[What you should do]:
Update the lines below by replacing every "data-point" with "scatter-point", leaving all other text unchanged.

[Records for this task]:
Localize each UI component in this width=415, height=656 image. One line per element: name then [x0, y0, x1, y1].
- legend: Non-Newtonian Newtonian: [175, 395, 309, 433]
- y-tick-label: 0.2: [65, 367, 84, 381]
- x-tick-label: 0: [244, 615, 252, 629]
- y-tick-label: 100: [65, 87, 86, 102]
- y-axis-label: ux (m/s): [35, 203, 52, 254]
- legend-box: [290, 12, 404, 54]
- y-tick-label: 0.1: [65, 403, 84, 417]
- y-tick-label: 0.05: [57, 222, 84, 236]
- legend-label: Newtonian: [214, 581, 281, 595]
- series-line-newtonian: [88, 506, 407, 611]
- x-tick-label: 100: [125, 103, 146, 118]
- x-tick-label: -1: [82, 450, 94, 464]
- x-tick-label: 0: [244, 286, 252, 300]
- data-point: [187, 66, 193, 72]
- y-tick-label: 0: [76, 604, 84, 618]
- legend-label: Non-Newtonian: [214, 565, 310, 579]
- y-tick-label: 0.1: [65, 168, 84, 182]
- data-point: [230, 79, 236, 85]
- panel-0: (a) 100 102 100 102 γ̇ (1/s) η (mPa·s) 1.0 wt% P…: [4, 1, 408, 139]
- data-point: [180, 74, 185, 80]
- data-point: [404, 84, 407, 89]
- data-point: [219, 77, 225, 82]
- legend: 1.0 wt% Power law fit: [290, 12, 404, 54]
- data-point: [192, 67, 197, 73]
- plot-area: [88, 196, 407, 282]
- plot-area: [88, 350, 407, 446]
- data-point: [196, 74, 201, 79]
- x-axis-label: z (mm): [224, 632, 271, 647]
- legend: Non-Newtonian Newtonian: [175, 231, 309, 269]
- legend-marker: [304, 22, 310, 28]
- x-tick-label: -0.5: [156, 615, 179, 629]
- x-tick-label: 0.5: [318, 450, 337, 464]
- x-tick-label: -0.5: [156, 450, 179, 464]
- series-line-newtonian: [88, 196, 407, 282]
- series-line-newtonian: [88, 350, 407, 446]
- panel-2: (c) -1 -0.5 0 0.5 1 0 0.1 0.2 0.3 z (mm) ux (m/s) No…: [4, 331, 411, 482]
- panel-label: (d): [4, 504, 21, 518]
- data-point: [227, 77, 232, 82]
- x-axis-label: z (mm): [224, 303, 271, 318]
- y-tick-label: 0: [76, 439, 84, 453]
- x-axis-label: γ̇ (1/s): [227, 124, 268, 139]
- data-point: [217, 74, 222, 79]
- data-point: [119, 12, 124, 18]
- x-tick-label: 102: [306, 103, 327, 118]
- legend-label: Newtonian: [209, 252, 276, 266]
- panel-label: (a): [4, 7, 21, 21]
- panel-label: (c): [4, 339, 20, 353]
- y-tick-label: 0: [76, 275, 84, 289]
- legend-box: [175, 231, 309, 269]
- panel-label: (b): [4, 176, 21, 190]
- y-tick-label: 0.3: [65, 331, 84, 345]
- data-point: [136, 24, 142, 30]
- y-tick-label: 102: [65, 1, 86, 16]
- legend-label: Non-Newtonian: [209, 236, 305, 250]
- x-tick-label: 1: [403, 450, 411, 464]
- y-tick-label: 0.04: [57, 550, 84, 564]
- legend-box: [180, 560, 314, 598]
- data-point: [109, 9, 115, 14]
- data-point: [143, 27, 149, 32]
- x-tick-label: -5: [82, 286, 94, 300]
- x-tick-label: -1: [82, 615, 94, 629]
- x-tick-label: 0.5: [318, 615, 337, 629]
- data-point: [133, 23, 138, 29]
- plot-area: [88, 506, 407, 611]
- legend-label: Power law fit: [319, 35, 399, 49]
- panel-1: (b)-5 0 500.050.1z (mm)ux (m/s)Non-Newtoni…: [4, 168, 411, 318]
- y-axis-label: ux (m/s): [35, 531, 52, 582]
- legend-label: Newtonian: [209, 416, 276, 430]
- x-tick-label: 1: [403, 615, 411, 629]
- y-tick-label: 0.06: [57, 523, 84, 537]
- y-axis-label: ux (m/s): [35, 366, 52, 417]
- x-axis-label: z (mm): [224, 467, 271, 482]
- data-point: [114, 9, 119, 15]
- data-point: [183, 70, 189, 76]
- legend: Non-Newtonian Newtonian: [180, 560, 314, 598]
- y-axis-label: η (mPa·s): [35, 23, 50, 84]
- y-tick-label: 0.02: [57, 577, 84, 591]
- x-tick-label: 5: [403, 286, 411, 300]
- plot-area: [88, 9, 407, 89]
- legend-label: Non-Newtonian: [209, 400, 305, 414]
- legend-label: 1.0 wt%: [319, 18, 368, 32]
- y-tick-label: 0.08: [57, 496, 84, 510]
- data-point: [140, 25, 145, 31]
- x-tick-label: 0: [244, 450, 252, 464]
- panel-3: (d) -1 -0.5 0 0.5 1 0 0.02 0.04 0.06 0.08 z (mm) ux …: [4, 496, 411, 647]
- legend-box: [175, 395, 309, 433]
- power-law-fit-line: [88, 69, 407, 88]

[Answer]:
Localize each UI component in this width=415, height=656 image. One line per element: name then [x0, y0, x1, y1].
- legend: Non-Newtonian Newtonian: [175, 395, 309, 433]
- y-tick-label: 0.2: [65, 367, 84, 381]
- x-tick-label: 0: [244, 615, 252, 629]
- y-tick-label: 100: [65, 87, 86, 102]
- y-axis-label: ux (m/s): [35, 203, 52, 254]
- legend-box: [290, 12, 404, 54]
- y-tick-label: 0.1: [65, 403, 84, 417]
- y-tick-label: 0.05: [57, 222, 84, 236]
- legend-label: Newtonian: [214, 581, 281, 595]
- series-line-newtonian: [88, 506, 407, 611]
- x-tick-label: 100: [125, 103, 146, 118]
- x-tick-label: -1: [82, 450, 94, 464]
- x-tick-label: 0: [244, 286, 252, 300]
- scatter-point: [187, 66, 193, 72]
- y-tick-label: 0: [76, 604, 84, 618]
- legend-label: Non-Newtonian: [214, 565, 310, 579]
- y-tick-label: 0.1: [65, 168, 84, 182]
- scatter-point: [230, 79, 236, 85]
- panel-0: (a) 100 102 100 102 γ̇ (1/s) η (mPa·s) 1.0 wt% P…: [4, 1, 408, 139]
- scatter-point: [180, 74, 185, 80]
- scatter-point: [404, 84, 407, 89]
- scatter-point: [219, 77, 225, 82]
- legend: 1.0 wt% Power law fit: [290, 12, 404, 54]
- scatter-point: [192, 67, 197, 73]
- plot-area: [88, 196, 407, 282]
- plot-area: [88, 350, 407, 446]
- scatter-point: [196, 74, 201, 79]
- x-axis-label: z (mm): [224, 632, 271, 647]
- legend: Non-Newtonian Newtonian: [175, 231, 309, 269]
- legend-marker: [304, 22, 310, 28]
- x-tick-label: -0.5: [156, 615, 179, 629]
- x-tick-label: 0.5: [318, 450, 337, 464]
- x-tick-label: -0.5: [156, 450, 179, 464]
- series-line-newtonian: [88, 196, 407, 282]
- series-line-newtonian: [88, 350, 407, 446]
- panel-2: (c) -1 -0.5 0 0.5 1 0 0.1 0.2 0.3 z (mm) ux (m/s) No…: [4, 331, 411, 482]
- panel-label: (d): [4, 504, 21, 518]
- scatter-point: [227, 77, 232, 82]
- x-axis-label: z (mm): [224, 303, 271, 318]
- y-tick-label: 0: [76, 439, 84, 453]
- x-axis-label: γ̇ (1/s): [227, 124, 268, 139]
- scatter-point: [217, 74, 222, 79]
- scatter-point: [119, 12, 124, 18]
- x-tick-label: 102: [306, 103, 327, 118]
- legend-label: Newtonian: [209, 252, 276, 266]
- panel-label: (a): [4, 7, 21, 21]
- panel-label: (c): [4, 339, 20, 353]
- y-tick-label: 0: [76, 275, 84, 289]
- legend-box: [175, 231, 309, 269]
- panel-label: (b): [4, 176, 21, 190]
- y-tick-label: 0.3: [65, 331, 84, 345]
- scatter-point: [136, 24, 142, 30]
- y-tick-label: 102: [65, 1, 86, 16]
- legend-label: Non-Newtonian: [209, 236, 305, 250]
- x-tick-label: 1: [403, 450, 411, 464]
- y-tick-label: 0.04: [57, 550, 84, 564]
- legend-box: [180, 560, 314, 598]
- scatter-point: [109, 9, 115, 14]
- scatter-point: [143, 27, 149, 32]
- x-tick-label: -5: [82, 286, 94, 300]
- x-tick-label: -1: [82, 615, 94, 629]
- x-tick-label: 0.5: [318, 615, 337, 629]
- scatter-point: [133, 23, 138, 29]
- plot-area: [88, 506, 407, 611]
- legend-label: Power law fit: [319, 35, 399, 49]
- panel-1: (b)-5 0 500.050.1z (mm)ux (m/s)Non-Newtoni…: [4, 168, 411, 318]
- y-axis-label: ux (m/s): [35, 531, 52, 582]
- legend-label: Newtonian: [209, 416, 276, 430]
- x-tick-label: 1: [403, 615, 411, 629]
- y-tick-label: 0.06: [57, 523, 84, 537]
- y-axis-label: ux (m/s): [35, 366, 52, 417]
- x-axis-label: z (mm): [224, 467, 271, 482]
- scatter-point: [114, 9, 119, 15]
- scatter-point: [183, 70, 189, 76]
- legend: Non-Newtonian Newtonian: [180, 560, 314, 598]
- y-axis-label: η (mPa·s): [35, 23, 50, 84]
- y-tick-label: 0.02: [57, 577, 84, 591]
- x-tick-label: 5: [403, 286, 411, 300]
- plot-area: [88, 9, 407, 89]
- legend-label: Non-Newtonian: [209, 400, 305, 414]
- legend-label: 1.0 wt%: [319, 18, 368, 32]
- y-tick-label: 0.08: [57, 496, 84, 510]
- scatter-point: [140, 25, 145, 31]
- x-tick-label: 0: [244, 450, 252, 464]
- panel-3: (d) -1 -0.5 0 0.5 1 0 0.02 0.04 0.06 0.08 z (mm) ux …: [4, 496, 411, 647]
- legend-box: [175, 395, 309, 433]
- power-law-fit-line: [88, 69, 407, 88]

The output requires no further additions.